## EXERCISE PROMPT
Look through the listing and locate every line containing the word "title"; copy those lines.
** begin RECORDS FOR THIS EXERCISE **
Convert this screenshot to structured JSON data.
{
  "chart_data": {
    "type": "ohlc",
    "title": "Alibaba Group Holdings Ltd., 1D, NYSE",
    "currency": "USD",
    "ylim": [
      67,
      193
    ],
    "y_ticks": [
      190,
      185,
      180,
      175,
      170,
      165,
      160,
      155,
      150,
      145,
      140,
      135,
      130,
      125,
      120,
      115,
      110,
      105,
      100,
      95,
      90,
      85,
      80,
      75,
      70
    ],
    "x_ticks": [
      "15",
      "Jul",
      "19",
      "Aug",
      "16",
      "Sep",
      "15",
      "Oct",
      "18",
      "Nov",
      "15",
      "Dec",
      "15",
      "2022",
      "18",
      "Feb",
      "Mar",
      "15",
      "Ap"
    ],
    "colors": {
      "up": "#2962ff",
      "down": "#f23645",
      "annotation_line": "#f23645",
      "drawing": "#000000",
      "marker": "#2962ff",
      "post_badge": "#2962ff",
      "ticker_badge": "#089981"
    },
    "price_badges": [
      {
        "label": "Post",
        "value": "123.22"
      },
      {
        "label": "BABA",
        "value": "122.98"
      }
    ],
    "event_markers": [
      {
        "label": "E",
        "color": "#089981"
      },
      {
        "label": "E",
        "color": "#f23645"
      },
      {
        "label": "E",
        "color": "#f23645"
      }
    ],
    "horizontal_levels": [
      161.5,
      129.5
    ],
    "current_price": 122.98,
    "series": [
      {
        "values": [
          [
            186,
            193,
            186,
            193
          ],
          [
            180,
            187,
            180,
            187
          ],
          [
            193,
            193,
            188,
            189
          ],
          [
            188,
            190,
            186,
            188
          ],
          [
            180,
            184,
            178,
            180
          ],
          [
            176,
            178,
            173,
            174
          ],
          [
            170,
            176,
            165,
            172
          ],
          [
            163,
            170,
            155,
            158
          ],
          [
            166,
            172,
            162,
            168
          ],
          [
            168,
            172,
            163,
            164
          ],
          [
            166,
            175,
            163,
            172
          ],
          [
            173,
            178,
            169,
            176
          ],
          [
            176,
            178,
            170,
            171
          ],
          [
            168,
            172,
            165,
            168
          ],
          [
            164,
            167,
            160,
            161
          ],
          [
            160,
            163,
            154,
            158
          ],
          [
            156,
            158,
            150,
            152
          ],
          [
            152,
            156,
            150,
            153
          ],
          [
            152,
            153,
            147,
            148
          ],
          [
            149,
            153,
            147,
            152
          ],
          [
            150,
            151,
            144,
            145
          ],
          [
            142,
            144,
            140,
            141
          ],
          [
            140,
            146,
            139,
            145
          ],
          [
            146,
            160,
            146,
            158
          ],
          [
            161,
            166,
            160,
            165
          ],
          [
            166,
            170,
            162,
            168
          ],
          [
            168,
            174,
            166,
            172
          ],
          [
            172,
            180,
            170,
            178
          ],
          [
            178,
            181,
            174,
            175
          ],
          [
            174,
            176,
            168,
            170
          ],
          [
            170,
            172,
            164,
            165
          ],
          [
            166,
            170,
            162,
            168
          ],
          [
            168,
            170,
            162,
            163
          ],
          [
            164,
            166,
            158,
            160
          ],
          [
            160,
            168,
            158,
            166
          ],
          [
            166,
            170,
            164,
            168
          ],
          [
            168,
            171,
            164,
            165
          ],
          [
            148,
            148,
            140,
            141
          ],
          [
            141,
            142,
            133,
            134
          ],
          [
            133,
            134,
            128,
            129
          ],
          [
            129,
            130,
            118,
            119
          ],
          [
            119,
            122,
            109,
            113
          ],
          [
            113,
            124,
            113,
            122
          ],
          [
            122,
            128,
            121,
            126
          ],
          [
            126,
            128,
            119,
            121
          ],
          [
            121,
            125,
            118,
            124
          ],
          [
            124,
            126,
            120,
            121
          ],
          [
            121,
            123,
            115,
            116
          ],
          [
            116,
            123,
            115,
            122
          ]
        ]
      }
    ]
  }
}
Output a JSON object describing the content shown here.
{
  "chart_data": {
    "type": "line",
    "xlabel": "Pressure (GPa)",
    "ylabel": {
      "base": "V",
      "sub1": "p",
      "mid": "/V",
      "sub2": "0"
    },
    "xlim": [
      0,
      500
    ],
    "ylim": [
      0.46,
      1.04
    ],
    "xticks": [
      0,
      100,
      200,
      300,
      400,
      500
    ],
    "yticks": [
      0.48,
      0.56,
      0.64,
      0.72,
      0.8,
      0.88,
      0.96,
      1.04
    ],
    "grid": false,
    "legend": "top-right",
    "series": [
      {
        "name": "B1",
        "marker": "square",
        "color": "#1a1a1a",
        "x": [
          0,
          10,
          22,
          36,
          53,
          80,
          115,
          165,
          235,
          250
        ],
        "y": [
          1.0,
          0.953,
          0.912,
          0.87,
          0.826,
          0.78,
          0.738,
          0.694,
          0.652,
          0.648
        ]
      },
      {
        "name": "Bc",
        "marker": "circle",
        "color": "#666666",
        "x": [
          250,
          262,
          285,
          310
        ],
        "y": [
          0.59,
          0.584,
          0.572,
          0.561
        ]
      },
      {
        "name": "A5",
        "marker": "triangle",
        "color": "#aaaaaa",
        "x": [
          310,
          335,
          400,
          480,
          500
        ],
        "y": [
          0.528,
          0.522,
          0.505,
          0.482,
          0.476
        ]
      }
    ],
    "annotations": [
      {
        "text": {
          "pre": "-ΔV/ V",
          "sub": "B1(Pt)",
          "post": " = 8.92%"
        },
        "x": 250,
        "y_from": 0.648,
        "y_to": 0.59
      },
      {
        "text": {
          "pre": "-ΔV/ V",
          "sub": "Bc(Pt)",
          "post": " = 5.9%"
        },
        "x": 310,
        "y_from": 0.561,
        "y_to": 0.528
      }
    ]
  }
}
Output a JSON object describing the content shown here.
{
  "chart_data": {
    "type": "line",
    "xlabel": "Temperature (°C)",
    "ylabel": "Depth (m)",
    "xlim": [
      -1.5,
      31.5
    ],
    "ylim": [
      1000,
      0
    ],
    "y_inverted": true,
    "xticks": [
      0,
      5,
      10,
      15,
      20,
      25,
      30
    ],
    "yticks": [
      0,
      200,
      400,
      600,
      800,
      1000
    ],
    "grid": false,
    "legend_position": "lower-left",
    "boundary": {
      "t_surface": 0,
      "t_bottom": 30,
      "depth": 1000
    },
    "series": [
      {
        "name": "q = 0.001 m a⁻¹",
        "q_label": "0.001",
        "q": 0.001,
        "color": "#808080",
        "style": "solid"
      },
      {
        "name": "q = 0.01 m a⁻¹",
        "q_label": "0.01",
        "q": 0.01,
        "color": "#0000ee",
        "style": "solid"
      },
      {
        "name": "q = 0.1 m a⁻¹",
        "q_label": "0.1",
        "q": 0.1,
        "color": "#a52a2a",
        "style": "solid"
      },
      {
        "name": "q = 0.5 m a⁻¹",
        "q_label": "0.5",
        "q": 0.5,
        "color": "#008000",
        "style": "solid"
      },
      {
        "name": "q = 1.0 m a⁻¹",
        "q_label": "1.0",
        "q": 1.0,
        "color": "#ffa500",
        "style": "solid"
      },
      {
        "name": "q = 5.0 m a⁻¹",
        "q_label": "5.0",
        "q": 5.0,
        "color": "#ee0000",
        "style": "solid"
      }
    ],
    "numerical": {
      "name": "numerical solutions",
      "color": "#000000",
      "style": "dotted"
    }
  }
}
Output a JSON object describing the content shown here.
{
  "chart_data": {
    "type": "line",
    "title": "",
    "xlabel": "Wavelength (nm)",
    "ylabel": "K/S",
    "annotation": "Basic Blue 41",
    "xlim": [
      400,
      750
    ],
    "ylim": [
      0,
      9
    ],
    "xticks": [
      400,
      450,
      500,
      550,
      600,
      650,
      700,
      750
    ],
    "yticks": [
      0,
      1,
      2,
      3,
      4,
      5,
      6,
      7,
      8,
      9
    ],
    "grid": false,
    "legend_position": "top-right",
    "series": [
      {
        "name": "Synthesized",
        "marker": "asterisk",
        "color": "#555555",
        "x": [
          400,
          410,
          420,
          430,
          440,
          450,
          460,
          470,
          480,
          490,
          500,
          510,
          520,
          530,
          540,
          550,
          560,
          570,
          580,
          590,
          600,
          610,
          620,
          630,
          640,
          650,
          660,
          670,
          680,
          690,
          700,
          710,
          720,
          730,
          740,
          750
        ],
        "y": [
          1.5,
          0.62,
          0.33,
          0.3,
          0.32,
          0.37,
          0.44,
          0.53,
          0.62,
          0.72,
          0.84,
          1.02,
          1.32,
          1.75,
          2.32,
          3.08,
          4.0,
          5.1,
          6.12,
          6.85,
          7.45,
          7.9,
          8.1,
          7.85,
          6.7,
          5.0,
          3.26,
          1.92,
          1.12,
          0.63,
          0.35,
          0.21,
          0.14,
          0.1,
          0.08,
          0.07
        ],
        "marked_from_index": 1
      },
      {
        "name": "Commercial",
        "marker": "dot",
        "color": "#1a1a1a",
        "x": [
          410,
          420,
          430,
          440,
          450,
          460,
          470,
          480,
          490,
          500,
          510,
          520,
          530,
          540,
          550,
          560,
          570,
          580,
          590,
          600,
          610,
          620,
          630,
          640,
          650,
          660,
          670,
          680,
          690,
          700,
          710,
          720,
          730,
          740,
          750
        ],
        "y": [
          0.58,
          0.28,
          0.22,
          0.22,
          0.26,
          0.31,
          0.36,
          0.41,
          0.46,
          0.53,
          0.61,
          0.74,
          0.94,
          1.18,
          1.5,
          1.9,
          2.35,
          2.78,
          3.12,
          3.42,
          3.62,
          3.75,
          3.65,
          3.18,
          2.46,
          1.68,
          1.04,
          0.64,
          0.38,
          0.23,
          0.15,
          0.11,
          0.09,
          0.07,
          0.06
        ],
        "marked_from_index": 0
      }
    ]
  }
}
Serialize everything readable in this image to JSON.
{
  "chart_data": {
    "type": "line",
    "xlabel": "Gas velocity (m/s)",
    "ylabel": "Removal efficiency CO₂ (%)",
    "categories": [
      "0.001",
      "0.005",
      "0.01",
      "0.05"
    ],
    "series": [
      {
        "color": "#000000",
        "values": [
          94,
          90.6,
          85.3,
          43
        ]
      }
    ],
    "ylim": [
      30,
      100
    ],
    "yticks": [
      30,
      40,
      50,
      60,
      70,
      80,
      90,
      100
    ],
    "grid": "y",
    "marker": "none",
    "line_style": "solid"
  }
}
** end RECORDS FOR THIS EXERCISE **
## RESULT OF THIS TASK
    "title": "Alibaba Group Holdings Ltd., 1D, NYSE",
    "title": "",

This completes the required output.